- **GOAL**
Repeat the listing in full, word for word.

- **RECORDS TO USE**
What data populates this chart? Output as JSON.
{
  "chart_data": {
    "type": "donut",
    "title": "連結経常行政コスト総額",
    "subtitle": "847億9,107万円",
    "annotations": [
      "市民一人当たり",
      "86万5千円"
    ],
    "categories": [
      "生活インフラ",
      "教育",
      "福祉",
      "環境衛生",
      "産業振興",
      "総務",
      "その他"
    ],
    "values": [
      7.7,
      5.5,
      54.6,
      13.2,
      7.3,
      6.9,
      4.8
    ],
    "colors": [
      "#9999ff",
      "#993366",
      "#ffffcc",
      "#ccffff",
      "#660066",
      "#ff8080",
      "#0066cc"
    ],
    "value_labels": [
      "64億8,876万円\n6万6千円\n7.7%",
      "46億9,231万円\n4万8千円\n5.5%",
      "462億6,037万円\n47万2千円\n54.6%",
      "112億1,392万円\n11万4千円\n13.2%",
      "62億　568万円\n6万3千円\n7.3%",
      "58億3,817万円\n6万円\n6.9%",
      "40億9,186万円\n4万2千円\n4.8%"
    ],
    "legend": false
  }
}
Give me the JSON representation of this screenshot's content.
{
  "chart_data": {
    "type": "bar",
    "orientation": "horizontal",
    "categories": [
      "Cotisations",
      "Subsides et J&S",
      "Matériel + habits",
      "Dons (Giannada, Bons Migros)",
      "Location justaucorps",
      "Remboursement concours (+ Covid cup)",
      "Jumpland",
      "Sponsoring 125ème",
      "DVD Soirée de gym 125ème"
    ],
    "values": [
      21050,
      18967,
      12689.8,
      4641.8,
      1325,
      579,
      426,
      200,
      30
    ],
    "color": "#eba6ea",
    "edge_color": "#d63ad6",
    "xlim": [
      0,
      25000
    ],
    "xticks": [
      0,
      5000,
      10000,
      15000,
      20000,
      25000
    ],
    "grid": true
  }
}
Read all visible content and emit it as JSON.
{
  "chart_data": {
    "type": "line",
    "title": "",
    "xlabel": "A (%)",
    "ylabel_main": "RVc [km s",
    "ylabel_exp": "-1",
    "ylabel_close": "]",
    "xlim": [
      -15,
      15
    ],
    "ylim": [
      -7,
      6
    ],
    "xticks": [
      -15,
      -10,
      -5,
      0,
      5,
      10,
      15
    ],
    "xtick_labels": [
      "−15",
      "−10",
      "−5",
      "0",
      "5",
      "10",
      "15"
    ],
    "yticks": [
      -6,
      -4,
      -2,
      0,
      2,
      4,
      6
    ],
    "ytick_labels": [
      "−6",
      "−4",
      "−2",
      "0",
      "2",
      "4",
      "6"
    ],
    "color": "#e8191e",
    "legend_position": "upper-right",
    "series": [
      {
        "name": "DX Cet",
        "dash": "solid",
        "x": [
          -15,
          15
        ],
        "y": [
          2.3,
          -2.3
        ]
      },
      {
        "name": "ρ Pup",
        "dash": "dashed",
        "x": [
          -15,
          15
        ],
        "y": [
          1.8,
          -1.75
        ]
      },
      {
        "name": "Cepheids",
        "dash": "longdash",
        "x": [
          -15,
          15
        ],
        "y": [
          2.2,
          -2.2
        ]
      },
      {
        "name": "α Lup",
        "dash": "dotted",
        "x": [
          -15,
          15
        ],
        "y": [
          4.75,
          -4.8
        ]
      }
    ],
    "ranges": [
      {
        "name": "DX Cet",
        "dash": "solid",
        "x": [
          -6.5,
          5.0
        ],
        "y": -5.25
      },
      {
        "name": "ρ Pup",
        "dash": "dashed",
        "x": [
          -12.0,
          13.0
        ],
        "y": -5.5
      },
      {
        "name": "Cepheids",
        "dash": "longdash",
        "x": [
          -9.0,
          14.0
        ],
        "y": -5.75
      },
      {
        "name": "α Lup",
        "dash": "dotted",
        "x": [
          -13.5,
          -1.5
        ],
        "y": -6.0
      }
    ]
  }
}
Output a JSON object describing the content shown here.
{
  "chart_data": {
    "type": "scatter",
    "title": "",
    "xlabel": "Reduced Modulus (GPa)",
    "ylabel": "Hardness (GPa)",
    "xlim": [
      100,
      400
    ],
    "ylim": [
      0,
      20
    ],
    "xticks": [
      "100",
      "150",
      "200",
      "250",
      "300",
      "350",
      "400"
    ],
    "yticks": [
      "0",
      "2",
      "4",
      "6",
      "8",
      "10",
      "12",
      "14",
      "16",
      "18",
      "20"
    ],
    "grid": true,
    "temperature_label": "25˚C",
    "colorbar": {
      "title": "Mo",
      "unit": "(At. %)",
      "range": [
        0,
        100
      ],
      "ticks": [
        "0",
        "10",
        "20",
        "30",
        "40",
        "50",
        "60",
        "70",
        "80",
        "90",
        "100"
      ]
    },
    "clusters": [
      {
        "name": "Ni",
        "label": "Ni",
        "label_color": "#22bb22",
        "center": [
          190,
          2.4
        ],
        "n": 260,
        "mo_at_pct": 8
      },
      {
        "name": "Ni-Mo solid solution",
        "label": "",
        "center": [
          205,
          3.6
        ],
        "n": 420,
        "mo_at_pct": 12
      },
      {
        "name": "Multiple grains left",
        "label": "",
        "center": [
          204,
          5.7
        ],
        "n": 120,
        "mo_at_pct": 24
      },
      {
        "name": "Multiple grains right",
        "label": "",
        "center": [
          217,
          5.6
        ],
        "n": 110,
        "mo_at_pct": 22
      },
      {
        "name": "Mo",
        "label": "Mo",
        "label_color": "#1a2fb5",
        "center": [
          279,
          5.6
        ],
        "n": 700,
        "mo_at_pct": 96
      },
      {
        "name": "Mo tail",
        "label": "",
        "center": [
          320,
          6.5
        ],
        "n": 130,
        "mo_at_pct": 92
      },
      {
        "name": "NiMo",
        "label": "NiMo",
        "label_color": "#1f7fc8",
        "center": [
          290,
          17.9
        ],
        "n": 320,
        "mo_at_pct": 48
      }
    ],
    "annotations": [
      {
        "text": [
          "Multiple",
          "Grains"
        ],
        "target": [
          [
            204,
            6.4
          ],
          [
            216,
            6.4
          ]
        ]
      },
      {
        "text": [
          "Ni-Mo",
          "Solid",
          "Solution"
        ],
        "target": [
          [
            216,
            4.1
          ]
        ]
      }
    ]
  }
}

- **OUTPUT OF THE TASK**
What data populates this chart? Output as JSON.
{
  "chart_data": {
    "type": "donut",
    "title": "連結経常行政コスト総額",
    "subtitle": "847億9,107万円",
    "annotations": [
      "市民一人当たり",
      "86万5千円"
    ],
    "categories": [
      "生活インフラ",
      "教育",
      "福祉",
      "環境衛生",
      "産業振興",
      "総務",
      "その他"
    ],
    "values": [
      7.7,
      5.5,
      54.6,
      13.2,
      7.3,
      6.9,
      4.8
    ],
    "colors": [
      "#9999ff",
      "#993366",
      "#ffffcc",
      "#ccffff",
      "#660066",
      "#ff8080",
      "#0066cc"
    ],
    "value_labels": [
      "64億8,876万円\n6万6千円\n7.7%",
      "46億9,231万円\n4万8千円\n5.5%",
      "462億6,037万円\n47万2千円\n54.6%",
      "112億1,392万円\n11万4千円\n13.2%",
      "62億　568万円\n6万3千円\n7.3%",
      "58億3,817万円\n6万円\n6.9%",
      "40億9,186万円\n4万2千円\n4.8%"
    ],
    "legend": false
  }
}
Give me the JSON representation of this screenshot's content.
{
  "chart_data": {
    "type": "bar",
    "orientation": "horizontal",
    "categories": [
      "Cotisations",
      "Subsides et J&S",
      "Matériel + habits",
      "Dons (Giannada, Bons Migros)",
      "Location justaucorps",
      "Remboursement concours (+ Covid cup)",
      "Jumpland",
      "Sponsoring 125ème",
      "DVD Soirée de gym 125ème"
    ],
    "values": [
      21050,
      18967,
      12689.8,
      4641.8,
      1325,
      579,
      426,
      200,
      30
    ],
    "color": "#eba6ea",
    "edge_color": "#d63ad6",
    "xlim": [
      0,
      25000
    ],
    "xticks": [
      0,
      5000,
      10000,
      15000,
      20000,
      25000
    ],
    "grid": true
  }
}
Read all visible content and emit it as JSON.
{
  "chart_data": {
    "type": "line",
    "title": "",
    "xlabel": "A (%)",
    "ylabel_main": "RVc [km s",
    "ylabel_exp": "-1",
    "ylabel_close": "]",
    "xlim": [
      -15,
      15
    ],
    "ylim": [
      -7,
      6
    ],
    "xticks": [
      -15,
      -10,
      -5,
      0,
      5,
      10,
      15
    ],
    "xtick_labels": [
      "−15",
      "−10",
      "−5",
      "0",
      "5",
      "10",
      "15"
    ],
    "yticks": [
      -6,
      -4,
      -2,
      0,
      2,
      4,
      6
    ],
    "ytick_labels": [
      "−6",
      "−4",
      "−2",
      "0",
      "2",
      "4",
      "6"
    ],
    "color": "#e8191e",
    "legend_position": "upper-right",
    "series": [
      {
        "name": "DX Cet",
        "dash": "solid",
        "x": [
          -15,
          15
        ],
        "y": [
          2.3,
          -2.3
        ]
      },
      {
        "name": "ρ Pup",
        "dash": "dashed",
        "x": [
          -15,
          15
        ],
        "y": [
          1.8,
          -1.75
        ]
      },
      {
        "name": "Cepheids",
        "dash": "longdash",
        "x": [
          -15,
          15
        ],
        "y": [
          2.2,
          -2.2
        ]
      },
      {
        "name": "α Lup",
        "dash": "dotted",
        "x": [
          -15,
          15
        ],
        "y": [
          4.75,
          -4.8
        ]
      }
    ],
    "ranges": [
      {
        "name": "DX Cet",
        "dash": "solid",
        "x": [
          -6.5,
          5.0
        ],
        "y": -5.25
      },
      {
        "name": "ρ Pup",
        "dash": "dashed",
        "x": [
          -12.0,
          13.0
        ],
        "y": -5.5
      },
      {
        "name": "Cepheids",
        "dash": "longdash",
        "x": [
          -9.0,
          14.0
        ],
        "y": -5.75
      },
      {
        "name": "α Lup",
        "dash": "dotted",
        "x": [
          -13.5,
          -1.5
        ],
        "y": -6.0
      }
    ]
  }
}
Output a JSON object describing the content shown here.
{
  "chart_data": {
    "type": "scatter",
    "title": "",
    "xlabel": "Reduced Modulus (GPa)",
    "ylabel": "Hardness (GPa)",
    "xlim": [
      100,
      400
    ],
    "ylim": [
      0,
      20
    ],
    "xticks": [
      "100",
      "150",
      "200",
      "250",
      "300",
      "350",
      "400"
    ],
    "yticks": [
      "0",
      "2",
      "4",
      "6",
      "8",
      "10",
      "12",
      "14",
      "16",
      "18",
      "20"
    ],
    "grid": true,
    "temperature_label": "25˚C",
    "colorbar": {
      "title": "Mo",
      "unit": "(At. %)",
      "range": [
        0,
        100
      ],
      "ticks": [
        "0",
        "10",
        "20",
        "30",
        "40",
        "50",
        "60",
        "70",
        "80",
        "90",
        "100"
      ]
    },
    "clusters": [
      {
        "name": "Ni",
        "label": "Ni",
        "label_color": "#22bb22",
        "center": [
          190,
          2.4
        ],
        "n": 260,
        "mo_at_pct": 8
      },
      {
        "name": "Ni-Mo solid solution",
        "label": "",
        "center": [
          205,
          3.6
        ],
        "n": 420,
        "mo_at_pct": 12
      },
      {
        "name": "Multiple grains left",
        "label": "",
        "center": [
          204,
          5.7
        ],
        "n": 120,
        "mo_at_pct": 24
      },
      {
        "name": "Multiple grains right",
        "label": "",
        "center": [
          217,
          5.6
        ],
        "n": 110,
        "mo_at_pct": 22
      },
      {
        "name": "Mo",
        "label": "Mo",
        "label_color": "#1a2fb5",
        "center": [
          279,
          5.6
        ],
        "n": 700,
        "mo_at_pct": 96
      },
      {
        "name": "Mo tail",
        "label": "",
        "center": [
          320,
          6.5
        ],
        "n": 130,
        "mo_at_pct": 92
      },
      {
        "name": "NiMo",
        "label": "NiMo",
        "label_color": "#1f7fc8",
        "center": [
          290,
          17.9
        ],
        "n": 320,
        "mo_at_pct": 48
      }
    ],
    "annotations": [
      {
        "text": [
          "Multiple",
          "Grains"
        ],
        "target": [
          [
            204,
            6.4
          ],
          [
            216,
            6.4
          ]
        ]
      },
      {
        "text": [
          "Ni-Mo",
          "Solid",
          "Solution"
        ],
        "target": [
          [
            216,
            4.1
          ]
        ]
      }
    ]
  }
}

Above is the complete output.